Records about charts and figures:
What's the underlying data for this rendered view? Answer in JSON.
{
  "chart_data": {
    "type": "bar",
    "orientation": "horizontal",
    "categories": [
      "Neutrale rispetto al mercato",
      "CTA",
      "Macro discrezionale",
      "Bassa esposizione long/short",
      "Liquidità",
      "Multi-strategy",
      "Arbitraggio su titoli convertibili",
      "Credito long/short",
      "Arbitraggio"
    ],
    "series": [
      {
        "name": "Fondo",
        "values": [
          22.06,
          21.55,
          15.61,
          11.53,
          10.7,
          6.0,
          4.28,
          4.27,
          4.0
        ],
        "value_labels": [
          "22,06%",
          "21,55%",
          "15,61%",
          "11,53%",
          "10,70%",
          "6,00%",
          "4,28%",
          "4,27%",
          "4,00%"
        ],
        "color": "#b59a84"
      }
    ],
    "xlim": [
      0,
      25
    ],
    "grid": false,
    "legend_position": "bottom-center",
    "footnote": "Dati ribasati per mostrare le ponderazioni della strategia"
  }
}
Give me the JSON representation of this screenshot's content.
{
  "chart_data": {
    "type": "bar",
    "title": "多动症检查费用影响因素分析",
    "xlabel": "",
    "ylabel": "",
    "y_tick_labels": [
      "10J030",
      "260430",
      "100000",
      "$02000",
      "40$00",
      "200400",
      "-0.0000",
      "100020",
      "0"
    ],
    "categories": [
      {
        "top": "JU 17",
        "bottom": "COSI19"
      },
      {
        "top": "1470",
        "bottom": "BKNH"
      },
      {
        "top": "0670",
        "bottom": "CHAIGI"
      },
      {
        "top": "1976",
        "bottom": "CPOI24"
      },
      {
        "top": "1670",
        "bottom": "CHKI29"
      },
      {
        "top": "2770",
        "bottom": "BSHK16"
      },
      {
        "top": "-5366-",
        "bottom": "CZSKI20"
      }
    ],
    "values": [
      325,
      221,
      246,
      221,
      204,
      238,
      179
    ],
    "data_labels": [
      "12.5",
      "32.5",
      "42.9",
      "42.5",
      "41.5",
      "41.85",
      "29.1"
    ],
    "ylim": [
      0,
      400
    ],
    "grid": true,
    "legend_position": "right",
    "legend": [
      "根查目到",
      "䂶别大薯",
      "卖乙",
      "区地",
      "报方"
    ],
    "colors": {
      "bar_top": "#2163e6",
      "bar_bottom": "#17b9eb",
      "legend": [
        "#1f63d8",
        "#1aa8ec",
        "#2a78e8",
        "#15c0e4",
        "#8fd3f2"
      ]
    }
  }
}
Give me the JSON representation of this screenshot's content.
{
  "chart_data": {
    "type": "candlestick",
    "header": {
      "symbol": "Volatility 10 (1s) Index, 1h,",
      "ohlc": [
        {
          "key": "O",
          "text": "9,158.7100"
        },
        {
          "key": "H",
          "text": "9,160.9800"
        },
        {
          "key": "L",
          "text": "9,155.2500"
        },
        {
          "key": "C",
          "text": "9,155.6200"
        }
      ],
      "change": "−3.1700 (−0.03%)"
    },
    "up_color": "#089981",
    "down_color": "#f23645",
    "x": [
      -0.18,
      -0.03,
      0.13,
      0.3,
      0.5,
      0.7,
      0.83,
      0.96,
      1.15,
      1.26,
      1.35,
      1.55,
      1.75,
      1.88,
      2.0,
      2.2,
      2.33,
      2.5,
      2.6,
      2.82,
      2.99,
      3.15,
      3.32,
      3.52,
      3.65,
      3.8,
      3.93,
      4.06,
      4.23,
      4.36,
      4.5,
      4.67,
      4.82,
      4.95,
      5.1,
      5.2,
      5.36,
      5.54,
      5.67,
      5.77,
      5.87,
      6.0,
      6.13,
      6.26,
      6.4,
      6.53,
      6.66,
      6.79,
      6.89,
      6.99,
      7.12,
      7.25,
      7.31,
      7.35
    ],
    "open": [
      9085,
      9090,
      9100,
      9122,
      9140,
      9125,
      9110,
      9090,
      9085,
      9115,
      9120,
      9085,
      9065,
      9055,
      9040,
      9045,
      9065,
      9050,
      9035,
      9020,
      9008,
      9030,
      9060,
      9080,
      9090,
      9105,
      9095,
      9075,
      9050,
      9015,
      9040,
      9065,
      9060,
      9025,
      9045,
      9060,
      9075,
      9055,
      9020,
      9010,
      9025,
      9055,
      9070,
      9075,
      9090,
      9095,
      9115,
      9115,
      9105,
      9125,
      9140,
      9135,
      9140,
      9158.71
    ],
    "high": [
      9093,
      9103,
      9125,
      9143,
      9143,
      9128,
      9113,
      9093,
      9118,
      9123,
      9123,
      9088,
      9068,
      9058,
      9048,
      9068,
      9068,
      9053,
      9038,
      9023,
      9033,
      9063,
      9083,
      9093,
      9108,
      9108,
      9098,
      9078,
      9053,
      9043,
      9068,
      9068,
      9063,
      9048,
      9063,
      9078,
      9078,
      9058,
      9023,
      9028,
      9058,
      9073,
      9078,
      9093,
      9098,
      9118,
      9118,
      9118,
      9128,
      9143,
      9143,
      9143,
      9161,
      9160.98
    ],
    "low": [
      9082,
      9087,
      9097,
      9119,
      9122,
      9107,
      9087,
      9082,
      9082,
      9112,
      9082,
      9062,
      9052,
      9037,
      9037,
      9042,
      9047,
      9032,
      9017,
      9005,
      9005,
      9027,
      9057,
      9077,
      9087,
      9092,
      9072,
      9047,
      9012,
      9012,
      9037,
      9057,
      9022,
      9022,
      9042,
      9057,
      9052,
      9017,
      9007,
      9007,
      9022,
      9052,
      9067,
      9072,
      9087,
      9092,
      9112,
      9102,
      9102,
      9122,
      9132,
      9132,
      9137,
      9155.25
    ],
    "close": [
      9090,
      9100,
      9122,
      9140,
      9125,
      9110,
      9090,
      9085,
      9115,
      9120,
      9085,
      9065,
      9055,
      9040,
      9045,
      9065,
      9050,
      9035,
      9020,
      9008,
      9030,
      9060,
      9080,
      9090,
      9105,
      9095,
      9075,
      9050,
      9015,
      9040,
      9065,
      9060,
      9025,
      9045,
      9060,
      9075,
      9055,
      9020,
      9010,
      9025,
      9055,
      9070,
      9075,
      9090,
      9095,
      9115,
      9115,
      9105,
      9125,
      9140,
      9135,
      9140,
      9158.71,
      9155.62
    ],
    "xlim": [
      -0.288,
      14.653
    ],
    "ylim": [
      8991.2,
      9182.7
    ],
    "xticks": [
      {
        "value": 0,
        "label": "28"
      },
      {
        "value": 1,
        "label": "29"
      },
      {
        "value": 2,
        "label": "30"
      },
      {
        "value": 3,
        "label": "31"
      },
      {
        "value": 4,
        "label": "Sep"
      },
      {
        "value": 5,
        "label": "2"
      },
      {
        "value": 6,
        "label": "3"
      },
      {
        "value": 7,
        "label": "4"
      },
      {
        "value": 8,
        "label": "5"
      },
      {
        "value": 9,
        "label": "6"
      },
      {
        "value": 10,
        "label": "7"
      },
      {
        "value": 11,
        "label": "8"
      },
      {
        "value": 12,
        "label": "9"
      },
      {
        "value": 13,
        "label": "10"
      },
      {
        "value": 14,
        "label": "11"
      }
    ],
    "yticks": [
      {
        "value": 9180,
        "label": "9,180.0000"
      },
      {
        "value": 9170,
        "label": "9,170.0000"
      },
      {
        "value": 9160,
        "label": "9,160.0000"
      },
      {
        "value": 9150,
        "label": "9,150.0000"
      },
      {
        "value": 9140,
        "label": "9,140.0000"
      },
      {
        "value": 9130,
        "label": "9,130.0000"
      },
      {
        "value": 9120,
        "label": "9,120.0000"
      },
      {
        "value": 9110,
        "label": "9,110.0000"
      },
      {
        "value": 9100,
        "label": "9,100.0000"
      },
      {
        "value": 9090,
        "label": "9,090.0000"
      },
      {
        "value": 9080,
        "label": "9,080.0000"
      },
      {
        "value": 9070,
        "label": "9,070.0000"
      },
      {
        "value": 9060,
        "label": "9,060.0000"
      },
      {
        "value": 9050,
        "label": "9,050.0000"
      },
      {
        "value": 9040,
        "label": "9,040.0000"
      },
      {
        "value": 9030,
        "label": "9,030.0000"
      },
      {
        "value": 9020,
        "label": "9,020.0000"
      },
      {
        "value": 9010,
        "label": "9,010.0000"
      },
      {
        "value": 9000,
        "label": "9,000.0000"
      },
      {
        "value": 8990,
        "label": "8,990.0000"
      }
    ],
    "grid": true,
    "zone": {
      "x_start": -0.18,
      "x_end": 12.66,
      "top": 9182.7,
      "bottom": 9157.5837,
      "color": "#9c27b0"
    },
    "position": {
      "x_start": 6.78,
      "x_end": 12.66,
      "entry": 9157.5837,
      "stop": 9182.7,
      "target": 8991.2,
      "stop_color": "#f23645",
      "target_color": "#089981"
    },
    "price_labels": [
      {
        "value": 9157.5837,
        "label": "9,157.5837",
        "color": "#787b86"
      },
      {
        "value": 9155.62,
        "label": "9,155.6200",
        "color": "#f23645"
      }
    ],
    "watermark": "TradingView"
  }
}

Stated problem:
Take each line containing the string "short" and copy it out.

Expected output:
      "Bassa esposizione long/short",
      "Credito long/short",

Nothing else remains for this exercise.